RECORDS FOR THE TASK:
* begin *

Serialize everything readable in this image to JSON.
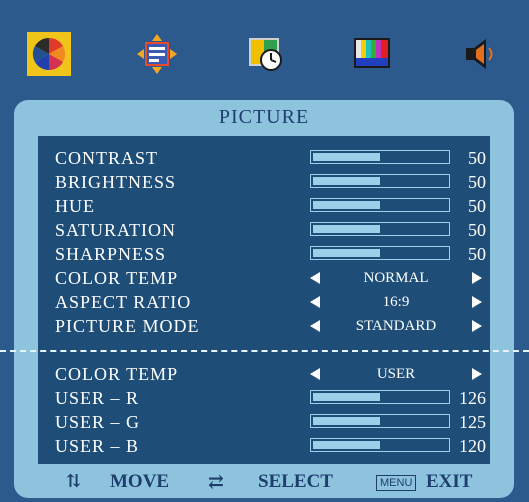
{
  "panel": {
    "title": "PICTURE"
  },
  "tabs": [
    {
      "icon": "color-wheel-icon",
      "active": true
    },
    {
      "icon": "osd-position-icon",
      "active": false
    },
    {
      "icon": "timer-clock-icon",
      "active": false
    },
    {
      "icon": "color-bars-icon",
      "active": false
    },
    {
      "icon": "speaker-icon",
      "active": false
    }
  ],
  "settings": [
    {
      "label": "CONTRAST",
      "value": "50",
      "level": 0.5
    },
    {
      "label": "BRIGHTNESS",
      "value": "50",
      "level": 0.5
    },
    {
      "label": "HUE",
      "value": "50",
      "level": 0.5
    },
    {
      "label": "SATURATION",
      "value": "50",
      "level": 0.5
    },
    {
      "label": "SHARPNESS",
      "value": "50",
      "level": 0.5
    }
  ],
  "options": [
    {
      "label": "COLOR TEMP",
      "value": "NORMAL"
    },
    {
      "label": "ASPECT RATIO",
      "value": "16:9"
    },
    {
      "label": "PICTURE MODE",
      "value": "STANDARD"
    }
  ],
  "user_color": {
    "color_temp": {
      "label": "COLOR TEMP",
      "value": "USER"
    },
    "channels": [
      {
        "label": "USER – R",
        "value": "126",
        "level": 0.5
      },
      {
        "label": "USER – G",
        "value": "125",
        "level": 0.5
      },
      {
        "label": "USER – B",
        "value": "120",
        "level": 0.5
      }
    ]
  },
  "footer": {
    "move": "MOVE",
    "select": "SELECT",
    "menu_key": "MENU",
    "exit": "EXIT"
  },
  "colors": {
    "accent": "#f0c418",
    "panel": "#8ec3de",
    "inner": "#1e4e77",
    "background": "#2d5a8c"
  }
}
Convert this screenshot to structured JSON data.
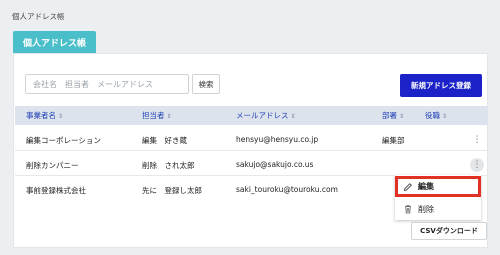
{
  "page": {
    "title": "個人アドレス帳"
  },
  "tab": {
    "label": "個人アドレス帳"
  },
  "search": {
    "placeholder": "会社名　担当者　メールアドレス",
    "value": "",
    "button_label": "検索"
  },
  "actions": {
    "new_label": "新規アドレス登録",
    "csv_label": "CSVダウンロード"
  },
  "table": {
    "columns": [
      {
        "label": "事業者名",
        "sort": "⇕"
      },
      {
        "label": "担当者",
        "sort": "⇕"
      },
      {
        "label": "メールアドレス",
        "sort": "⇕"
      },
      {
        "label": "部署",
        "sort": "⇕"
      },
      {
        "label": "役職",
        "sort": "⇕"
      }
    ],
    "rows": [
      {
        "company": "編集コーポレーション",
        "person": "編集　好き蔵",
        "email": "hensyu@hensyu.co.jp",
        "dept": "編集部",
        "title": "",
        "menu": "⋮"
      },
      {
        "company": "削除カンパニー",
        "person": "削除　され太郎",
        "email": "sakujo@sakujo.co.us",
        "dept": "",
        "title": "",
        "menu": "⋮"
      },
      {
        "company": "事前登録株式会社",
        "person": "先に　登録し太郎",
        "email": "saki_touroku@touroku.com",
        "dept": "",
        "title": "",
        "menu": ""
      }
    ]
  },
  "context_menu": {
    "items": [
      {
        "label": "編集",
        "icon": "pencil-icon",
        "highlighted": true
      },
      {
        "label": "削除",
        "icon": "trash-icon",
        "highlighted": false
      }
    ]
  },
  "colors": {
    "accent": "#4bbfc9",
    "primary": "#1a22c8",
    "highlight": "#e03124",
    "header_bg": "#dde3ed"
  }
}
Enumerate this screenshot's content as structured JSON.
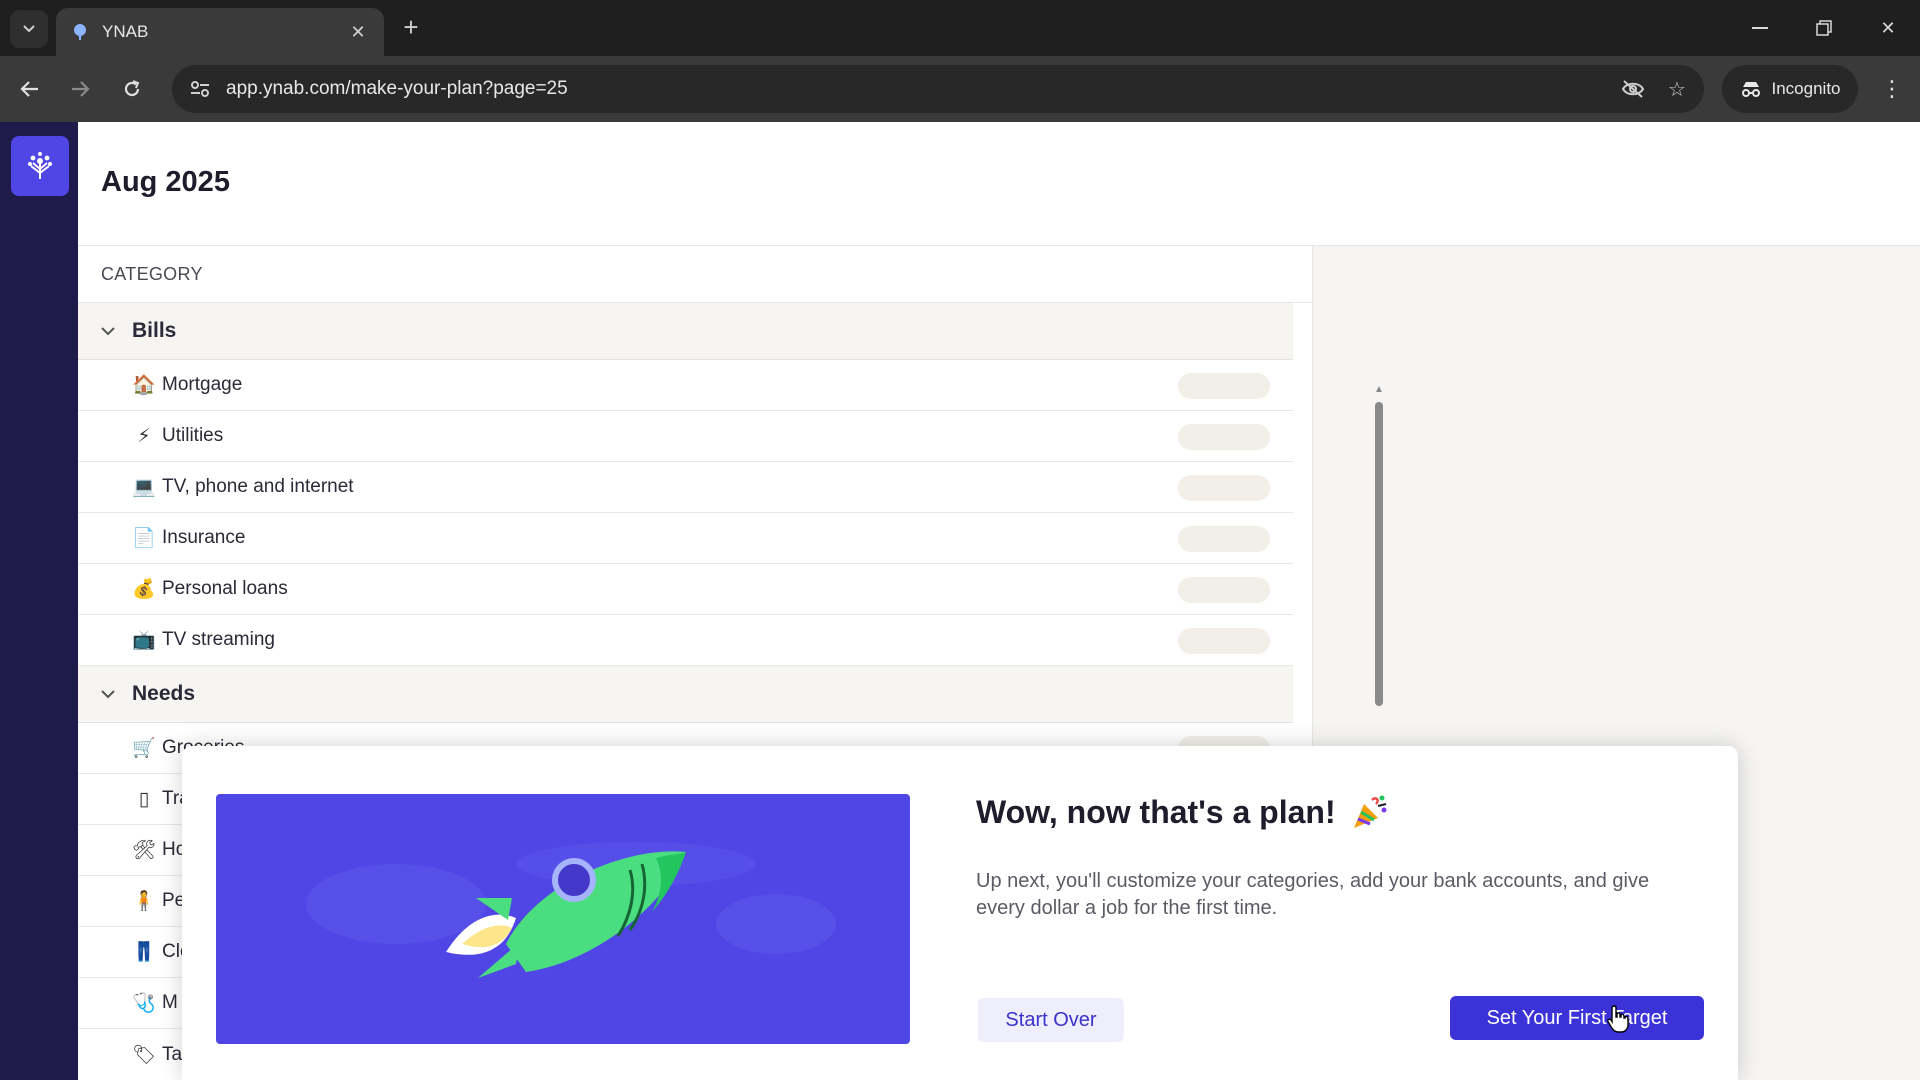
{
  "browser": {
    "tab_title": "YNAB",
    "url": "app.ynab.com/make-your-plan?page=25",
    "incognito_label": "Incognito",
    "icons": [
      "tab-dropdown-icon",
      "ynab-favicon",
      "close-icon",
      "plus-icon",
      "minimize-icon",
      "restore-icon",
      "window-close-icon",
      "back-icon",
      "forward-icon",
      "reload-icon",
      "site-settings-icon",
      "eye-off-icon",
      "star-icon",
      "incognito-icon",
      "kebab-menu-icon"
    ]
  },
  "app": {
    "month": "Aug 2025",
    "column_header": "CATEGORY",
    "groups": [
      {
        "name": "Bills",
        "items": [
          {
            "emoji": "🏠",
            "label": "Mortgage"
          },
          {
            "emoji": "⚡",
            "label": "Utilities"
          },
          {
            "emoji": "💻",
            "label": "TV, phone and internet"
          },
          {
            "emoji": "📄",
            "label": "Insurance"
          },
          {
            "emoji": "💰",
            "label": "Personal loans"
          },
          {
            "emoji": "📺",
            "label": "TV streaming"
          }
        ]
      },
      {
        "name": "Needs",
        "items": [
          {
            "emoji": "🛒",
            "label": "Groceries"
          },
          {
            "emoji": "▯",
            "label": "Trai"
          },
          {
            "emoji": "🛠",
            "label": "Ho"
          },
          {
            "emoji": "🧍",
            "label": "Pe"
          },
          {
            "emoji": "👖",
            "label": "Clo"
          },
          {
            "emoji": "🩺",
            "label": "M"
          },
          {
            "emoji": "🏷",
            "label": "Ta"
          }
        ]
      }
    ]
  },
  "modal": {
    "title": "Wow, now that's a plan!",
    "body": "Up next, you'll customize your categories, add your bank accounts, and give every dollar a job for the first time.",
    "start_over_label": "Start Over",
    "primary_label": "Set Your First Target"
  },
  "colors": {
    "brand": "#4f46e5",
    "sidebar": "#1e1b4b",
    "primary_button": "#3b32d8",
    "rocket": "#4ade80"
  }
}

* end *

AIM OF THE TASK: Select and copy each line from the data that includes the word "company".

THE OUTPUT:
        "company": "編集コーポレーション",
        "company": "削除カンパニー",
        "company": "事前登録株式会社",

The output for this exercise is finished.